*WHAT THE TASK ASKS*.
Repeat every entry in the listing below, exactly.

— start EXERCISE INPUT —

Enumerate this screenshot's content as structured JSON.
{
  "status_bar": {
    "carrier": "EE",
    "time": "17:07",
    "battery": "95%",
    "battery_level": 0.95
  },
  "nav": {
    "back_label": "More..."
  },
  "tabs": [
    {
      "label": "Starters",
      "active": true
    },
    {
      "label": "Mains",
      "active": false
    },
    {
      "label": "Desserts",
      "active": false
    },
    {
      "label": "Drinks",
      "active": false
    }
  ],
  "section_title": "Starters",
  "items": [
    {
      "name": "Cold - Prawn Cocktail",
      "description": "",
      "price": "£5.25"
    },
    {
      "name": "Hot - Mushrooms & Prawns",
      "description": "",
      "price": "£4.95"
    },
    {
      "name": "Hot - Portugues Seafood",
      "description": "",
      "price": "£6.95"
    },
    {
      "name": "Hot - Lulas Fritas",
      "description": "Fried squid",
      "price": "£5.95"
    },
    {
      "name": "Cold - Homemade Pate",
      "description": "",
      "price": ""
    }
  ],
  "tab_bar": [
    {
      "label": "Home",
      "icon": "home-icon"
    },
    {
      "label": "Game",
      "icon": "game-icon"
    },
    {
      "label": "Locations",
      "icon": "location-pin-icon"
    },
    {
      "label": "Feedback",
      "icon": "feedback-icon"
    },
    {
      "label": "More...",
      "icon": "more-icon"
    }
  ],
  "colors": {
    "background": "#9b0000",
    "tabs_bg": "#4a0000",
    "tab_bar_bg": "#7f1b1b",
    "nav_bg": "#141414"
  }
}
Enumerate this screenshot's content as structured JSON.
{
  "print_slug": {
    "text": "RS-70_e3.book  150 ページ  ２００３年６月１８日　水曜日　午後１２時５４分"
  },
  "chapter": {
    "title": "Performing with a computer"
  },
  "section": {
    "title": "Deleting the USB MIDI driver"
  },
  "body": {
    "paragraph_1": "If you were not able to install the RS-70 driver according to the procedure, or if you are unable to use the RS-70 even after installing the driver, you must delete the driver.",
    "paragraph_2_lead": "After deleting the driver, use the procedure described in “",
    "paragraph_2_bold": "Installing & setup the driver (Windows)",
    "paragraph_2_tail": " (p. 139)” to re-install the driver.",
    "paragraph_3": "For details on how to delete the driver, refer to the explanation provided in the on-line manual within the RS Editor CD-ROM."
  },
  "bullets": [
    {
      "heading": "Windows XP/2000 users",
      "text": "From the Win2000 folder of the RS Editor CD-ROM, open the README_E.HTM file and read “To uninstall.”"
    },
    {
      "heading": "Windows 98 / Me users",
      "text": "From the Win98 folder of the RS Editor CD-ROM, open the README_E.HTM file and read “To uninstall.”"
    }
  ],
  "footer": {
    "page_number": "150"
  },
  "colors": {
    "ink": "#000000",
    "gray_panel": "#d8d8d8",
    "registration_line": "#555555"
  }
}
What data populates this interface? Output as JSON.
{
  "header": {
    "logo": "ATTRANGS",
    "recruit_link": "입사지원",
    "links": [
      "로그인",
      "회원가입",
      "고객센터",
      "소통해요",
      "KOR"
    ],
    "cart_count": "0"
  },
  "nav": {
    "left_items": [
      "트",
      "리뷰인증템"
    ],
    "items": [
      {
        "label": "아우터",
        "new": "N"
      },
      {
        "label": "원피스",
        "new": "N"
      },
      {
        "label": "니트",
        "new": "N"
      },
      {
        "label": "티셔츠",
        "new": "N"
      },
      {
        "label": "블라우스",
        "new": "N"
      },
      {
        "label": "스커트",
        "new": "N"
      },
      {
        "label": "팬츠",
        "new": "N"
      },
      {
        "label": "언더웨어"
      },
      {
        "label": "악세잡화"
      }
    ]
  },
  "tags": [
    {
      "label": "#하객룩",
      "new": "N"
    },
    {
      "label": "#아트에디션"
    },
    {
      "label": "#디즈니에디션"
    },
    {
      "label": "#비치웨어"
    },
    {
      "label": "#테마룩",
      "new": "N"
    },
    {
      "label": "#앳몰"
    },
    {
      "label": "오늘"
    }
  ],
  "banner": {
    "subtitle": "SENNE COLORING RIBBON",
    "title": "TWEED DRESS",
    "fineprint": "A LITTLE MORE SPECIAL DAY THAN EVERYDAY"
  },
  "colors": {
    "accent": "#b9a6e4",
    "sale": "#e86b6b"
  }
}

— end EXERCISE INPUT —

*FULL ANSWER*.
Enumerate this screenshot's content as structured JSON.
{
  "status_bar": {
    "carrier": "EE",
    "time": "17:07",
    "battery": "95%",
    "battery_level": 0.95
  },
  "nav": {
    "back_label": "More..."
  },
  "tabs": [
    {
      "label": "Starters",
      "active": true
    },
    {
      "label": "Mains",
      "active": false
    },
    {
      "label": "Desserts",
      "active": false
    },
    {
      "label": "Drinks",
      "active": false
    }
  ],
  "section_title": "Starters",
  "items": [
    {
      "name": "Cold - Prawn Cocktail",
      "description": "",
      "price": "£5.25"
    },
    {
      "name": "Hot - Mushrooms & Prawns",
      "description": "",
      "price": "£4.95"
    },
    {
      "name": "Hot - Portugues Seafood",
      "description": "",
      "price": "£6.95"
    },
    {
      "name": "Hot - Lulas Fritas",
      "description": "Fried squid",
      "price": "£5.95"
    },
    {
      "name": "Cold - Homemade Pate",
      "description": "",
      "price": ""
    }
  ],
  "tab_bar": [
    {
      "label": "Home",
      "icon": "home-icon"
    },
    {
      "label": "Game",
      "icon": "game-icon"
    },
    {
      "label": "Locations",
      "icon": "location-pin-icon"
    },
    {
      "label": "Feedback",
      "icon": "feedback-icon"
    },
    {
      "label": "More...",
      "icon": "more-icon"
    }
  ],
  "colors": {
    "background": "#9b0000",
    "tabs_bg": "#4a0000",
    "tab_bar_bg": "#7f1b1b",
    "nav_bg": "#141414"
  }
}
Enumerate this screenshot's content as structured JSON.
{
  "print_slug": {
    "text": "RS-70_e3.book  150 ページ  ２００３年６月１８日　水曜日　午後１２時５４分"
  },
  "chapter": {
    "title": "Performing with a computer"
  },
  "section": {
    "title": "Deleting the USB MIDI driver"
  },
  "body": {
    "paragraph_1": "If you were not able to install the RS-70 driver according to the procedure, or if you are unable to use the RS-70 even after installing the driver, you must delete the driver.",
    "paragraph_2_lead": "After deleting the driver, use the procedure described in “",
    "paragraph_2_bold": "Installing & setup the driver (Windows)",
    "paragraph_2_tail": " (p. 139)” to re-install the driver.",
    "paragraph_3": "For details on how to delete the driver, refer to the explanation provided in the on-line manual within the RS Editor CD-ROM."
  },
  "bullets": [
    {
      "heading": "Windows XP/2000 users",
      "text": "From the Win2000 folder of the RS Editor CD-ROM, open the README_E.HTM file and read “To uninstall.”"
    },
    {
      "heading": "Windows 98 / Me users",
      "text": "From the Win98 folder of the RS Editor CD-ROM, open the README_E.HTM file and read “To uninstall.”"
    }
  ],
  "footer": {
    "page_number": "150"
  },
  "colors": {
    "ink": "#000000",
    "gray_panel": "#d8d8d8",
    "registration_line": "#555555"
  }
}
What data populates this interface? Output as JSON.
{
  "header": {
    "logo": "ATTRANGS",
    "recruit_link": "입사지원",
    "links": [
      "로그인",
      "회원가입",
      "고객센터",
      "소통해요",
      "KOR"
    ],
    "cart_count": "0"
  },
  "nav": {
    "left_items": [
      "트",
      "리뷰인증템"
    ],
    "items": [
      {
        "label": "아우터",
        "new": "N"
      },
      {
        "label": "원피스",
        "new": "N"
      },
      {
        "label": "니트",
        "new": "N"
      },
      {
        "label": "티셔츠",
        "new": "N"
      },
      {
        "label": "블라우스",
        "new": "N"
      },
      {
        "label": "스커트",
        "new": "N"
      },
      {
        "label": "팬츠",
        "new": "N"
      },
      {
        "label": "언더웨어"
      },
      {
        "label": "악세잡화"
      }
    ]
  },
  "tags": [
    {
      "label": "#하객룩",
      "new": "N"
    },
    {
      "label": "#아트에디션"
    },
    {
      "label": "#디즈니에디션"
    },
    {
      "label": "#비치웨어"
    },
    {
      "label": "#테마룩",
      "new": "N"
    },
    {
      "label": "#앳몰"
    },
    {
      "label": "오늘"
    }
  ],
  "banner": {
    "subtitle": "SENNE COLORING RIBBON",
    "title": "TWEED DRESS",
    "fineprint": "A LITTLE MORE SPECIAL DAY THAN EVERYDAY"
  },
  "colors": {
    "accent": "#b9a6e4",
    "sale": "#e86b6b"
  }
}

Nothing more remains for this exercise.